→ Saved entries
>> START
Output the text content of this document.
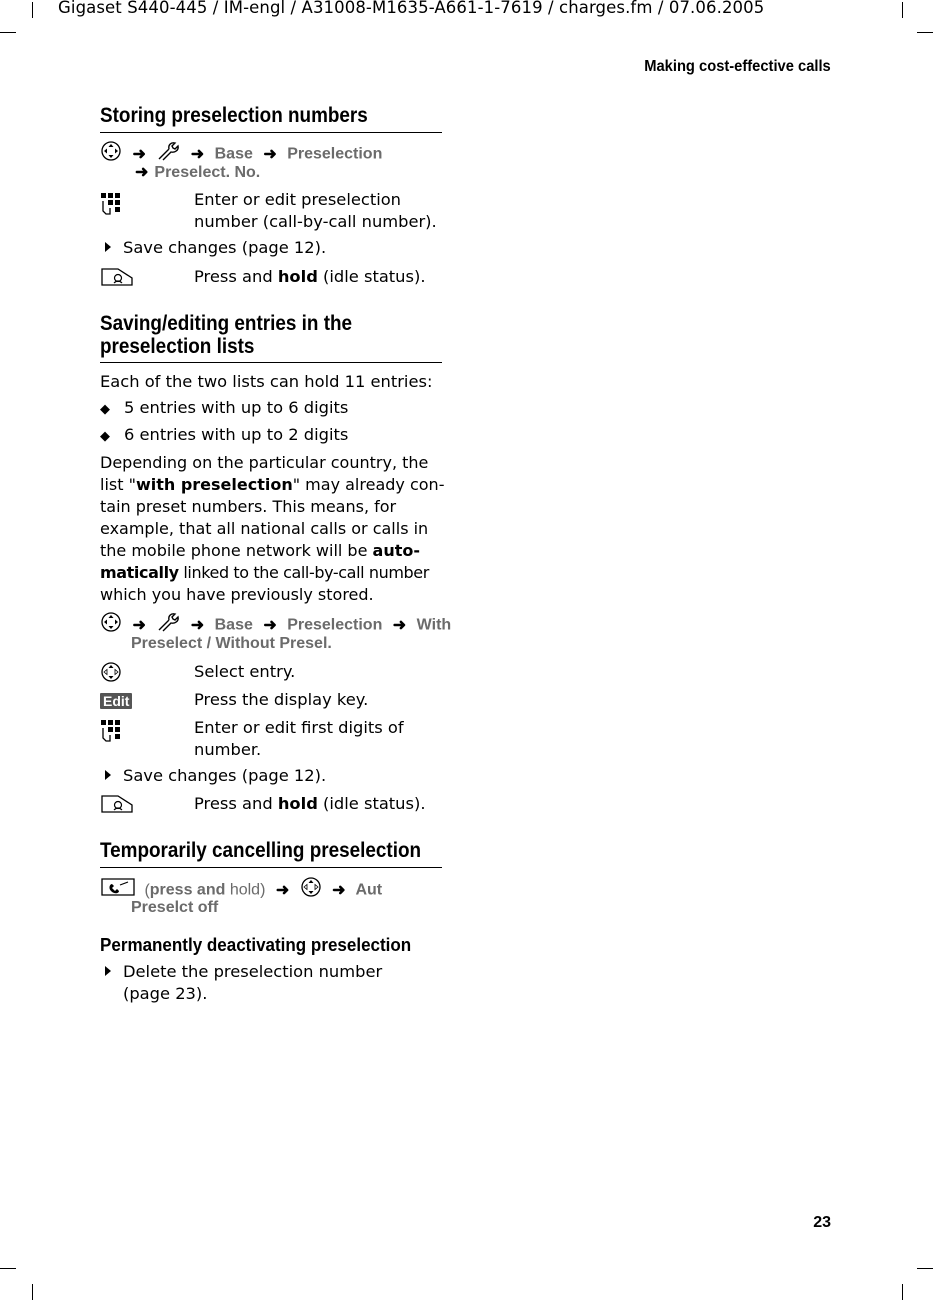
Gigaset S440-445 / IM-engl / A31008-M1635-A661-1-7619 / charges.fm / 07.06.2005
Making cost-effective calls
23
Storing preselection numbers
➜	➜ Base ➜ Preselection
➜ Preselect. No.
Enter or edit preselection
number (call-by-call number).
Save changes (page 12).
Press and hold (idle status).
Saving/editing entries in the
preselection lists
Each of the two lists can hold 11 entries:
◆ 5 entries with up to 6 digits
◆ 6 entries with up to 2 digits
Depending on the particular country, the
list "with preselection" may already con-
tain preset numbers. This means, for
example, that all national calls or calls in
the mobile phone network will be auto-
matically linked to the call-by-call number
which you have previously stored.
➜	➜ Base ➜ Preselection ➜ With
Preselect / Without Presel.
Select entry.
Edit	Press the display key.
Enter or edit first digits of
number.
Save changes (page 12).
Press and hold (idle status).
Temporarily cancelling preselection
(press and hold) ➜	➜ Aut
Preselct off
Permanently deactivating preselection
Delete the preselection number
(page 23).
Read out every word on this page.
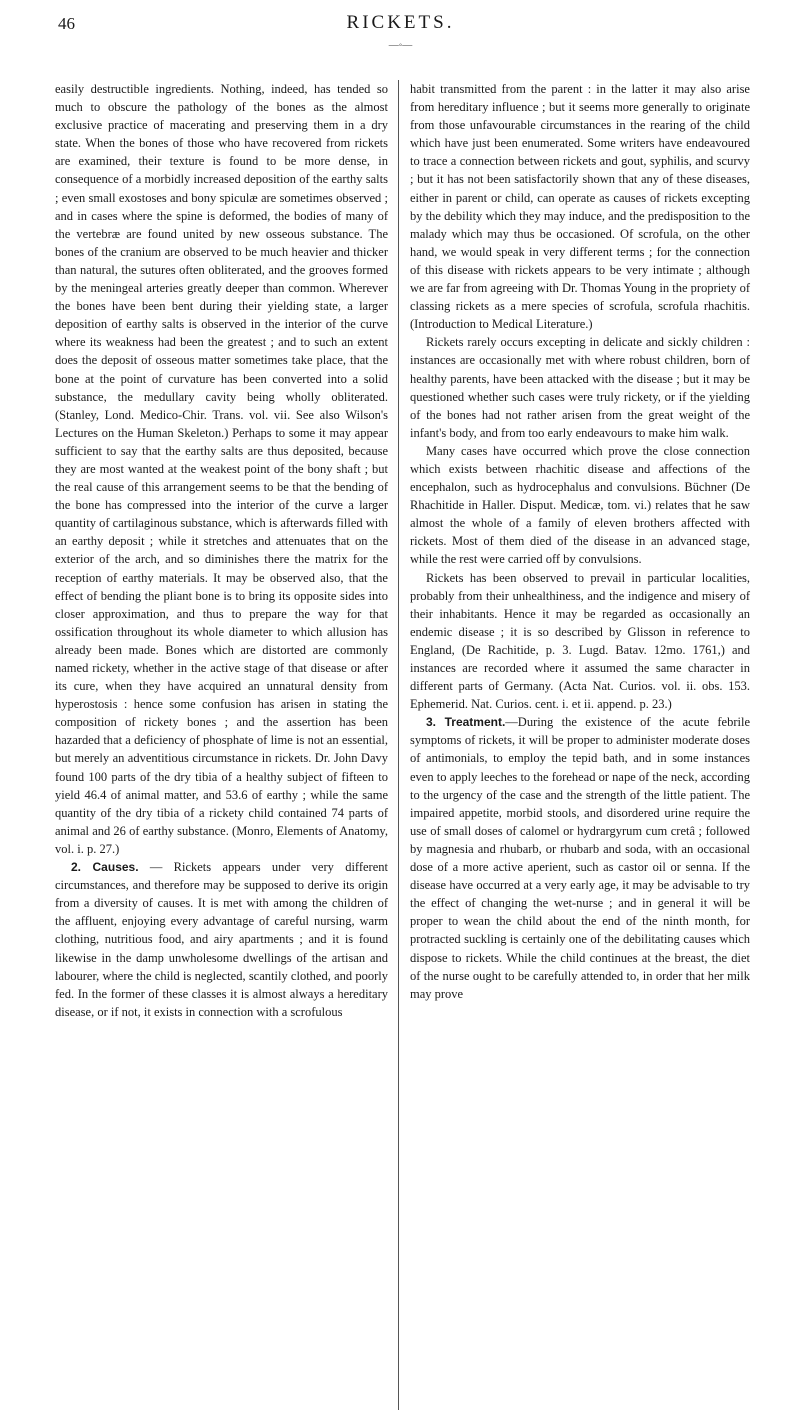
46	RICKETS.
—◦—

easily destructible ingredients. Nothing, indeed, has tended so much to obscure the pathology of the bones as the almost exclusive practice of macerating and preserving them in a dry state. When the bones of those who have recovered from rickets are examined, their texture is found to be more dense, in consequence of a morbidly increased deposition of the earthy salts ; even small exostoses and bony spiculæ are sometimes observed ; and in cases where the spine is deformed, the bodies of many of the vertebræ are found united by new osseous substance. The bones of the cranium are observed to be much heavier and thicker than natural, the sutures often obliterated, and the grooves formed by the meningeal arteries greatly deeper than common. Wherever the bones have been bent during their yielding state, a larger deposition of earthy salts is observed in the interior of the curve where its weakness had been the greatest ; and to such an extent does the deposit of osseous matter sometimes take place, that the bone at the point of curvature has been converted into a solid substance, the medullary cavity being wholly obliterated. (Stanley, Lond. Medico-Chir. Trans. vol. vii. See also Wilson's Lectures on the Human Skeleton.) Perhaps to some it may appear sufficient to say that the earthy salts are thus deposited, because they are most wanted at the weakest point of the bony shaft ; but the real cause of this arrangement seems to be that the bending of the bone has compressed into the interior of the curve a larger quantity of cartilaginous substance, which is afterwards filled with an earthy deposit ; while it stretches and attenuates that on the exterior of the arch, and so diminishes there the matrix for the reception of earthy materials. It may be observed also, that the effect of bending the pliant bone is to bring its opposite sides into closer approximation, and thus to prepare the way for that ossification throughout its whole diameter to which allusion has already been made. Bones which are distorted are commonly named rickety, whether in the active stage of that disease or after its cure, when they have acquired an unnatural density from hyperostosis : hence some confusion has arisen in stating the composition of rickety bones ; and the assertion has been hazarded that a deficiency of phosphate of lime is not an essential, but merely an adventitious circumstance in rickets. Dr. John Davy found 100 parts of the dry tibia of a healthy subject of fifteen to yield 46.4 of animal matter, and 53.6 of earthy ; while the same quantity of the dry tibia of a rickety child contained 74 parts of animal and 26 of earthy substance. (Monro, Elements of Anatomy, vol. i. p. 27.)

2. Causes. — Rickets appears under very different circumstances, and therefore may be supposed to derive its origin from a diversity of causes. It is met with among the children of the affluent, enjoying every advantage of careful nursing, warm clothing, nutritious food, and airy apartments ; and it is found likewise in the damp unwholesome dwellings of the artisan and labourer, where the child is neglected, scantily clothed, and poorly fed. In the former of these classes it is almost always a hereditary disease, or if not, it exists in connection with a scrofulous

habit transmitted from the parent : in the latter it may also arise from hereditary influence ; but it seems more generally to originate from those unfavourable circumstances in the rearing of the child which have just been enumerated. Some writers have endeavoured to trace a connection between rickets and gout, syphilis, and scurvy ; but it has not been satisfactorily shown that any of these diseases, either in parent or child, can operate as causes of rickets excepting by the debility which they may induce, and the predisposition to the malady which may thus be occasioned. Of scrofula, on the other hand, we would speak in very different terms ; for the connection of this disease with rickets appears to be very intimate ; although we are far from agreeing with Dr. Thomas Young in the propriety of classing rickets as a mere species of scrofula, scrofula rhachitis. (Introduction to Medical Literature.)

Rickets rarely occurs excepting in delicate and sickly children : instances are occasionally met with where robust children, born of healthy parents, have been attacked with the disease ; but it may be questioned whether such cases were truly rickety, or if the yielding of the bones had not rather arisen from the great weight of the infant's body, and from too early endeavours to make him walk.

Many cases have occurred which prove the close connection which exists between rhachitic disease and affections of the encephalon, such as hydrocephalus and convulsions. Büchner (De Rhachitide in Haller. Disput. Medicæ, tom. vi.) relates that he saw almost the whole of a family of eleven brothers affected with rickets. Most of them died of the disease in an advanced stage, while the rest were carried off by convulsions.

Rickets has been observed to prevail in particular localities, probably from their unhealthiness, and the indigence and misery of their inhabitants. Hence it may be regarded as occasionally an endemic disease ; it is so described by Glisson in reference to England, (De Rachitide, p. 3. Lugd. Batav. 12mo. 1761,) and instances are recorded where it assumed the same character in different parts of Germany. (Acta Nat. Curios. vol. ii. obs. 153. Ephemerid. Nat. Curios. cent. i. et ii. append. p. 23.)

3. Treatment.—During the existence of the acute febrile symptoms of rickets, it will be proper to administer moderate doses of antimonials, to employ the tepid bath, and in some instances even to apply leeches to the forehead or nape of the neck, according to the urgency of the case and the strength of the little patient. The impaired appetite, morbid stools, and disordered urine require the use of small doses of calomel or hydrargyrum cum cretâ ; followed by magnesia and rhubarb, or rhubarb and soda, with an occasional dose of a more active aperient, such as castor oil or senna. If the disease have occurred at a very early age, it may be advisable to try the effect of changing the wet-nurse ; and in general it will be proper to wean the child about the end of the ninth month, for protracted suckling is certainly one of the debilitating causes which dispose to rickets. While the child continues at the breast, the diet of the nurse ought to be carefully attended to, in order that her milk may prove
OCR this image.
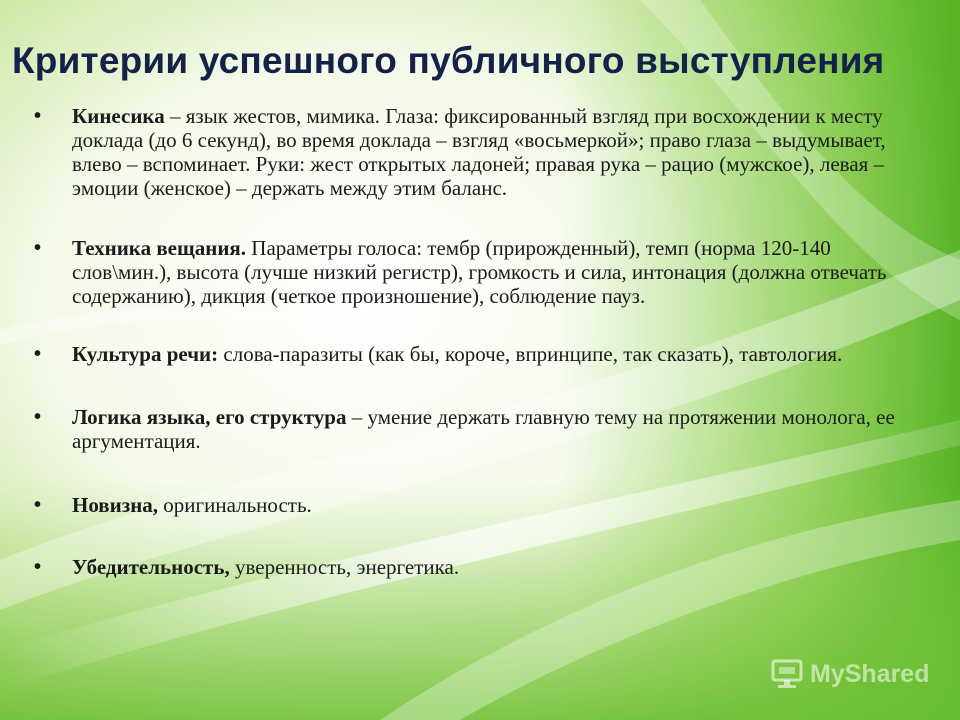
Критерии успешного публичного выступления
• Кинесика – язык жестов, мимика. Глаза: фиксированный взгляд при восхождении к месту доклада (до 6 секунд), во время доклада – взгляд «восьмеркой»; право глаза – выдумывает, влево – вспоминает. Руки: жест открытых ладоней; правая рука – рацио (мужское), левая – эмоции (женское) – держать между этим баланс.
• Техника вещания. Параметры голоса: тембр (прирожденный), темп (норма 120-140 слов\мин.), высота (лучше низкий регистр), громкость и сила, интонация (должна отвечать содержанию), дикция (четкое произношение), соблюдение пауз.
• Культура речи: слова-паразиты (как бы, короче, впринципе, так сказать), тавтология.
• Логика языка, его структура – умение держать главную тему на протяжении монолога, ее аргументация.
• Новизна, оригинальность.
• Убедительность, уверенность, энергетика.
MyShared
>> END
→ Task goal
The data above needs to be retyped exactly, with the images left out.

→ Solution for this problem
Output the text content of this document.
Gigaset S440-445 / IM-engl / A31008-M1635-A661-1-7619 / charges.fm / 07.06.2005
Making cost-effective calls
23
Storing preselection numbers
➜	➜ Base ➜ Preselection
➜ Preselect. No.
Enter or edit preselection
number (call-by-call number).
Save changes (page 12).
Press and hold (idle status).
Saving/editing entries in the
preselection lists
Each of the two lists can hold 11 entries:
◆ 5 entries with up to 6 digits
◆ 6 entries with up to 2 digits
Depending on the particular country, the
list "with preselection" may already con-
tain preset numbers. This means, for
example, that all national calls or calls in
the mobile phone network will be auto-
matically linked to the call-by-call number
which you have previously stored.
➜	➜ Base ➜ Preselection ➜ With
Preselect / Without Presel.
Select entry.
Edit	Press the display key.
Enter or edit first digits of
number.
Save changes (page 12).
Press and hold (idle status).
Temporarily cancelling preselection
(press and hold) ➜	➜ Aut
Preselct off
Permanently deactivating preselection
Delete the preselection number
(page 23).
Read out every word on this page.
46	RICKETS.
—◦—

easily destructible ingredients. Nothing, indeed, has tended so much to obscure the pathology of the bones as the almost exclusive practice of macerating and preserving them in a dry state. When the bones of those who have recovered from rickets are examined, their texture is found to be more dense, in consequence of a morbidly increased deposition of the earthy salts ; even small exostoses and bony spiculæ are sometimes observed ; and in cases where the spine is deformed, the bodies of many of the vertebræ are found united by new osseous substance. The bones of the cranium are observed to be much heavier and thicker than natural, the sutures often obliterated, and the grooves formed by the meningeal arteries greatly deeper than common. Wherever the bones have been bent during their yielding state, a larger deposition of earthy salts is observed in the interior of the curve where its weakness had been the greatest ; and to such an extent does the deposit of osseous matter sometimes take place, that the bone at the point of curvature has been converted into a solid substance, the medullary cavity being wholly obliterated. (Stanley, Lond. Medico-Chir. Trans. vol. vii. See also Wilson's Lectures on the Human Skeleton.) Perhaps to some it may appear sufficient to say that the earthy salts are thus deposited, because they are most wanted at the weakest point of the bony shaft ; but the real cause of this arrangement seems to be that the bending of the bone has compressed into the interior of the curve a larger quantity of cartilaginous substance, which is afterwards filled with an earthy deposit ; while it stretches and attenuates that on the exterior of the arch, and so diminishes there the matrix for the reception of earthy materials. It may be observed also, that the effect of bending the pliant bone is to bring its opposite sides into closer approximation, and thus to prepare the way for that ossification throughout its whole diameter to which allusion has already been made. Bones which are distorted are commonly named rickety, whether in the active stage of that disease or after its cure, when they have acquired an unnatural density from hyperostosis : hence some confusion has arisen in stating the composition of rickety bones ; and the assertion has been hazarded that a deficiency of phosphate of lime is not an essential, but merely an adventitious circumstance in rickets. Dr. John Davy found 100 parts of the dry tibia of a healthy subject of fifteen to yield 46.4 of animal matter, and 53.6 of earthy ; while the same quantity of the dry tibia of a rickety child contained 74 parts of animal and 26 of earthy substance. (Monro, Elements of Anatomy, vol. i. p. 27.)

2. Causes. — Rickets appears under very different circumstances, and therefore may be supposed to derive its origin from a diversity of causes. It is met with among the children of the affluent, enjoying every advantage of careful nursing, warm clothing, nutritious food, and airy apartments ; and it is found likewise in the damp unwholesome dwellings of the artisan and labourer, where the child is neglected, scantily clothed, and poorly fed. In the former of these classes it is almost always a hereditary disease, or if not, it exists in connection with a scrofulous

habit transmitted from the parent : in the latter it may also arise from hereditary influence ; but it seems more generally to originate from those unfavourable circumstances in the rearing of the child which have just been enumerated. Some writers have endeavoured to trace a connection between rickets and gout, syphilis, and scurvy ; but it has not been satisfactorily shown that any of these diseases, either in parent or child, can operate as causes of rickets excepting by the debility which they may induce, and the predisposition to the malady which may thus be occasioned. Of scrofula, on the other hand, we would speak in very different terms ; for the connection of this disease with rickets appears to be very intimate ; although we are far from agreeing with Dr. Thomas Young in the propriety of classing rickets as a mere species of scrofula, scrofula rhachitis. (Introduction to Medical Literature.)

Rickets rarely occurs excepting in delicate and sickly children : instances are occasionally met with where robust children, born of healthy parents, have been attacked with the disease ; but it may be questioned whether such cases were truly rickety, or if the yielding of the bones had not rather arisen from the great weight of the infant's body, and from too early endeavours to make him walk.

Many cases have occurred which prove the close connection which exists between rhachitic disease and affections of the encephalon, such as hydrocephalus and convulsions. Büchner (De Rhachitide in Haller. Disput. Medicæ, tom. vi.) relates that he saw almost the whole of a family of eleven brothers affected with rickets. Most of them died of the disease in an advanced stage, while the rest were carried off by convulsions.

Rickets has been observed to prevail in particular localities, probably from their unhealthiness, and the indigence and misery of their inhabitants. Hence it may be regarded as occasionally an endemic disease ; it is so described by Glisson in reference to England, (De Rachitide, p. 3. Lugd. Batav. 12mo. 1761,) and instances are recorded where it assumed the same character in different parts of Germany. (Acta Nat. Curios. vol. ii. obs. 153. Ephemerid. Nat. Curios. cent. i. et ii. append. p. 23.)

3. Treatment.—During the existence of the acute febrile symptoms of rickets, it will be proper to administer moderate doses of antimonials, to employ the tepid bath, and in some instances even to apply leeches to the forehead or nape of the neck, according to the urgency of the case and the strength of the little patient. The impaired appetite, morbid stools, and disordered urine require the use of small doses of calomel or hydrargyrum cum cretâ ; followed by magnesia and rhubarb, or rhubarb and soda, with an occasional dose of a more active aperient, such as castor oil or senna. If the disease have occurred at a very early age, it may be advisable to try the effect of changing the wet-nurse ; and in general it will be proper to wean the child about the end of the ninth month, for protracted suckling is certainly one of the debilitating causes which dispose to rickets. While the child continues at the breast, the diet of the nurse ought to be carefully attended to, in order that her milk may prove
OCR this image.
Критерии успешного публичного выступления
• Кинесика – язык жестов, мимика. Глаза: фиксированный взгляд при восхождении к месту доклада (до 6 секунд), во время доклада – взгляд «восьмеркой»; право глаза – выдумывает, влево – вспоминает. Руки: жест открытых ладоней; правая рука – рацио (мужское), левая – эмоции (женское) – держать между этим баланс.
• Техника вещания. Параметры голоса: тембр (прирожденный), темп (норма 120-140 слов\мин.), высота (лучше низкий регистр), громкость и сила, интонация (должна отвечать содержанию), дикция (четкое произношение), соблюдение пауз.
• Культура речи: слова-паразиты (как бы, короче, впринципе, так сказать), тавтология.
• Логика языка, его структура – умение держать главную тему на протяжении монолога, ее аргументация.
• Новизна, оригинальность.
• Убедительность, уверенность, энергетика.
MyShared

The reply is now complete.